Given request:
The data must be returned in full and exactly as given.

Structured figure records:
━━━━

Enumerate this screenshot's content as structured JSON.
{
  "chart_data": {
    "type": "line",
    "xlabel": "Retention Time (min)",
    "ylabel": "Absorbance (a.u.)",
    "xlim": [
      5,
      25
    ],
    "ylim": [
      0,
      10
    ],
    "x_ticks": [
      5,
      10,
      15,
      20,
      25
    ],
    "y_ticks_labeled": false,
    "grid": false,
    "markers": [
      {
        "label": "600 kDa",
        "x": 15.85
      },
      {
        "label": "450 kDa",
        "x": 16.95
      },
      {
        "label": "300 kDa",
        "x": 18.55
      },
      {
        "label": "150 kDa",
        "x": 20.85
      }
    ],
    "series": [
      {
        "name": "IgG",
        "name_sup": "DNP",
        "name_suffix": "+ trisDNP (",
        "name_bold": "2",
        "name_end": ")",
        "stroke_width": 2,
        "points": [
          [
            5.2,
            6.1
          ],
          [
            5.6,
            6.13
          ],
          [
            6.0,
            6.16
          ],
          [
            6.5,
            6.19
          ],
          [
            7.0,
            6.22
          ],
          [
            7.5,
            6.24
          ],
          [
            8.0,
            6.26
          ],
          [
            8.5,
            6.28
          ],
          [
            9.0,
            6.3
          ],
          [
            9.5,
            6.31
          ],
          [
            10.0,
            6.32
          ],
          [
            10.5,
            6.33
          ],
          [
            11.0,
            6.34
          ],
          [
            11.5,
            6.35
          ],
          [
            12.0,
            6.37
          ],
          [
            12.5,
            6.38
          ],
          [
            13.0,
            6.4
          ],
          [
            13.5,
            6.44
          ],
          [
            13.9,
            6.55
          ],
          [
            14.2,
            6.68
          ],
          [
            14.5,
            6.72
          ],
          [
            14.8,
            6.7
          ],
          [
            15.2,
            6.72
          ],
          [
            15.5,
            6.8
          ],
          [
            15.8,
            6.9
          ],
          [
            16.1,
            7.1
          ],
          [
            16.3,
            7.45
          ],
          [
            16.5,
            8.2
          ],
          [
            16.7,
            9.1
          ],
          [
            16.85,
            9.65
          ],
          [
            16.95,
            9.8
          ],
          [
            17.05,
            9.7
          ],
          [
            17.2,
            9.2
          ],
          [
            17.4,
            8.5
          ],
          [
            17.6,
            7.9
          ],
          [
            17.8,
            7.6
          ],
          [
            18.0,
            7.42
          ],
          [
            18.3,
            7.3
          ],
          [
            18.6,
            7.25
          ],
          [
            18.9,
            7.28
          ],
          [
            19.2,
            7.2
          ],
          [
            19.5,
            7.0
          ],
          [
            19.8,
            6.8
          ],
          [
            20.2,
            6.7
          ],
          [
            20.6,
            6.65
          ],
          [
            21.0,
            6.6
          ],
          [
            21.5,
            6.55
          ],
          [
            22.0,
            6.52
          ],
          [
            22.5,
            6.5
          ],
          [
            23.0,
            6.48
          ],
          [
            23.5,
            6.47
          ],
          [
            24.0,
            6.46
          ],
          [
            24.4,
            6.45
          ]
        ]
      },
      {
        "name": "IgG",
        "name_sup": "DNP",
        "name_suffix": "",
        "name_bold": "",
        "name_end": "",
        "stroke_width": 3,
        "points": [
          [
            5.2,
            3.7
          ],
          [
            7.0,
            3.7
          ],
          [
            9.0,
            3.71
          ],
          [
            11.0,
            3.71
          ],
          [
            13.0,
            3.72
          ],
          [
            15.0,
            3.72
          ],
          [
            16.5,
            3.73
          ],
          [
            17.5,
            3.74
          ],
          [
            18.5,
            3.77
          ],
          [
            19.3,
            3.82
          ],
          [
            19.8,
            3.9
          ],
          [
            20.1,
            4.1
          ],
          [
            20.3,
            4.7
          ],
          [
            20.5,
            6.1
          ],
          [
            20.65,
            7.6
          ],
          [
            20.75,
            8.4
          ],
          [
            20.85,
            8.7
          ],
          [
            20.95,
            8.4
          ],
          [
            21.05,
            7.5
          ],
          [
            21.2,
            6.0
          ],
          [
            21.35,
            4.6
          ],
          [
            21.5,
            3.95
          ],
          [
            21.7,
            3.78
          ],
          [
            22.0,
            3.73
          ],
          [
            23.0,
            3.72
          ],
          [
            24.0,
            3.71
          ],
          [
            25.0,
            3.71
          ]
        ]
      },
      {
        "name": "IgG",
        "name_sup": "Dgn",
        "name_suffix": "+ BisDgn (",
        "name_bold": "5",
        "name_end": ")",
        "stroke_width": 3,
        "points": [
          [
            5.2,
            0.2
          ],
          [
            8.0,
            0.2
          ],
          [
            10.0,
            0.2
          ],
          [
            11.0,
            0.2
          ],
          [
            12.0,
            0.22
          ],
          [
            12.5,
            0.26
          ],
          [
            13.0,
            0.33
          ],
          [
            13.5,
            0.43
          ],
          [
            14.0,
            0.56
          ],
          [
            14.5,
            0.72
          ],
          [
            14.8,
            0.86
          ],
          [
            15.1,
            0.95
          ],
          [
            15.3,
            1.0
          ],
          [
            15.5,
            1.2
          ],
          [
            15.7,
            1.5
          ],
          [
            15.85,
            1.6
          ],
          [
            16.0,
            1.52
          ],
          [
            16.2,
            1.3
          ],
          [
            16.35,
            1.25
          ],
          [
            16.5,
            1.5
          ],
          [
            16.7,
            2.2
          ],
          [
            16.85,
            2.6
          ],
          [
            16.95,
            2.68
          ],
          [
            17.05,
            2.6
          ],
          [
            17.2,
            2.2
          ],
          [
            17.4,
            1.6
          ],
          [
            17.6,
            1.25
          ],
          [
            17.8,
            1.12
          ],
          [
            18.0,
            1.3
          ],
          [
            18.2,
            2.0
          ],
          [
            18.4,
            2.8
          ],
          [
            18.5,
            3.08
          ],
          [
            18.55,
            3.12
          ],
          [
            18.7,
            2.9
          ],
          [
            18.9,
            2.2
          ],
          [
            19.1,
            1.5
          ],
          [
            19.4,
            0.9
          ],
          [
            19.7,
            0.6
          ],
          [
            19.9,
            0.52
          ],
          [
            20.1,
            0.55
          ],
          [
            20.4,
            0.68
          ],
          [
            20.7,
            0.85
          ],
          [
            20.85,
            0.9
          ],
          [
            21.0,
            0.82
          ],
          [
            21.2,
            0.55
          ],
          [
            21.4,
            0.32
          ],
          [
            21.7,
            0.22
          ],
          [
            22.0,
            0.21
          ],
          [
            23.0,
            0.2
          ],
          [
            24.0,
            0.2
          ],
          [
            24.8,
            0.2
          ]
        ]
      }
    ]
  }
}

━━━━

Correct response:
Enumerate this screenshot's content as structured JSON.
{
  "chart_data": {
    "type": "line",
    "xlabel": "Retention Time (min)",
    "ylabel": "Absorbance (a.u.)",
    "xlim": [
      5,
      25
    ],
    "ylim": [
      0,
      10
    ],
    "x_ticks": [
      5,
      10,
      15,
      20,
      25
    ],
    "y_ticks_labeled": false,
    "grid": false,
    "markers": [
      {
        "label": "600 kDa",
        "x": 15.85
      },
      {
        "label": "450 kDa",
        "x": 16.95
      },
      {
        "label": "300 kDa",
        "x": 18.55
      },
      {
        "label": "150 kDa",
        "x": 20.85
      }
    ],
    "series": [
      {
        "name": "IgG",
        "name_sup": "DNP",
        "name_suffix": "+ trisDNP (",
        "name_bold": "2",
        "name_end": ")",
        "stroke_width": 2,
        "points": [
          [
            5.2,
            6.1
          ],
          [
            5.6,
            6.13
          ],
          [
            6.0,
            6.16
          ],
          [
            6.5,
            6.19
          ],
          [
            7.0,
            6.22
          ],
          [
            7.5,
            6.24
          ],
          [
            8.0,
            6.26
          ],
          [
            8.5,
            6.28
          ],
          [
            9.0,
            6.3
          ],
          [
            9.5,
            6.31
          ],
          [
            10.0,
            6.32
          ],
          [
            10.5,
            6.33
          ],
          [
            11.0,
            6.34
          ],
          [
            11.5,
            6.35
          ],
          [
            12.0,
            6.37
          ],
          [
            12.5,
            6.38
          ],
          [
            13.0,
            6.4
          ],
          [
            13.5,
            6.44
          ],
          [
            13.9,
            6.55
          ],
          [
            14.2,
            6.68
          ],
          [
            14.5,
            6.72
          ],
          [
            14.8,
            6.7
          ],
          [
            15.2,
            6.72
          ],
          [
            15.5,
            6.8
          ],
          [
            15.8,
            6.9
          ],
          [
            16.1,
            7.1
          ],
          [
            16.3,
            7.45
          ],
          [
            16.5,
            8.2
          ],
          [
            16.7,
            9.1
          ],
          [
            16.85,
            9.65
          ],
          [
            16.95,
            9.8
          ],
          [
            17.05,
            9.7
          ],
          [
            17.2,
            9.2
          ],
          [
            17.4,
            8.5
          ],
          [
            17.6,
            7.9
          ],
          [
            17.8,
            7.6
          ],
          [
            18.0,
            7.42
          ],
          [
            18.3,
            7.3
          ],
          [
            18.6,
            7.25
          ],
          [
            18.9,
            7.28
          ],
          [
            19.2,
            7.2
          ],
          [
            19.5,
            7.0
          ],
          [
            19.8,
            6.8
          ],
          [
            20.2,
            6.7
          ],
          [
            20.6,
            6.65
          ],
          [
            21.0,
            6.6
          ],
          [
            21.5,
            6.55
          ],
          [
            22.0,
            6.52
          ],
          [
            22.5,
            6.5
          ],
          [
            23.0,
            6.48
          ],
          [
            23.5,
            6.47
          ],
          [
            24.0,
            6.46
          ],
          [
            24.4,
            6.45
          ]
        ]
      },
      {
        "name": "IgG",
        "name_sup": "DNP",
        "name_suffix": "",
        "name_bold": "",
        "name_end": "",
        "stroke_width": 3,
        "points": [
          [
            5.2,
            3.7
          ],
          [
            7.0,
            3.7
          ],
          [
            9.0,
            3.71
          ],
          [
            11.0,
            3.71
          ],
          [
            13.0,
            3.72
          ],
          [
            15.0,
            3.72
          ],
          [
            16.5,
            3.73
          ],
          [
            17.5,
            3.74
          ],
          [
            18.5,
            3.77
          ],
          [
            19.3,
            3.82
          ],
          [
            19.8,
            3.9
          ],
          [
            20.1,
            4.1
          ],
          [
            20.3,
            4.7
          ],
          [
            20.5,
            6.1
          ],
          [
            20.65,
            7.6
          ],
          [
            20.75,
            8.4
          ],
          [
            20.85,
            8.7
          ],
          [
            20.95,
            8.4
          ],
          [
            21.05,
            7.5
          ],
          [
            21.2,
            6.0
          ],
          [
            21.35,
            4.6
          ],
          [
            21.5,
            3.95
          ],
          [
            21.7,
            3.78
          ],
          [
            22.0,
            3.73
          ],
          [
            23.0,
            3.72
          ],
          [
            24.0,
            3.71
          ],
          [
            25.0,
            3.71
          ]
        ]
      },
      {
        "name": "IgG",
        "name_sup": "Dgn",
        "name_suffix": "+ BisDgn (",
        "name_bold": "5",
        "name_end": ")",
        "stroke_width": 3,
        "points": [
          [
            5.2,
            0.2
          ],
          [
            8.0,
            0.2
          ],
          [
            10.0,
            0.2
          ],
          [
            11.0,
            0.2
          ],
          [
            12.0,
            0.22
          ],
          [
            12.5,
            0.26
          ],
          [
            13.0,
            0.33
          ],
          [
            13.5,
            0.43
          ],
          [
            14.0,
            0.56
          ],
          [
            14.5,
            0.72
          ],
          [
            14.8,
            0.86
          ],
          [
            15.1,
            0.95
          ],
          [
            15.3,
            1.0
          ],
          [
            15.5,
            1.2
          ],
          [
            15.7,
            1.5
          ],
          [
            15.85,
            1.6
          ],
          [
            16.0,
            1.52
          ],
          [
            16.2,
            1.3
          ],
          [
            16.35,
            1.25
          ],
          [
            16.5,
            1.5
          ],
          [
            16.7,
            2.2
          ],
          [
            16.85,
            2.6
          ],
          [
            16.95,
            2.68
          ],
          [
            17.05,
            2.6
          ],
          [
            17.2,
            2.2
          ],
          [
            17.4,
            1.6
          ],
          [
            17.6,
            1.25
          ],
          [
            17.8,
            1.12
          ],
          [
            18.0,
            1.3
          ],
          [
            18.2,
            2.0
          ],
          [
            18.4,
            2.8
          ],
          [
            18.5,
            3.08
          ],
          [
            18.55,
            3.12
          ],
          [
            18.7,
            2.9
          ],
          [
            18.9,
            2.2
          ],
          [
            19.1,
            1.5
          ],
          [
            19.4,
            0.9
          ],
          [
            19.7,
            0.6
          ],
          [
            19.9,
            0.52
          ],
          [
            20.1,
            0.55
          ],
          [
            20.4,
            0.68
          ],
          [
            20.7,
            0.85
          ],
          [
            20.85,
            0.9
          ],
          [
            21.0,
            0.82
          ],
          [
            21.2,
            0.55
          ],
          [
            21.4,
            0.32
          ],
          [
            21.7,
            0.22
          ],
          [
            22.0,
            0.21
          ],
          [
            23.0,
            0.2
          ],
          [
            24.0,
            0.2
          ],
          [
            24.8,
            0.2
          ]
        ]
      }
    ]
  }
}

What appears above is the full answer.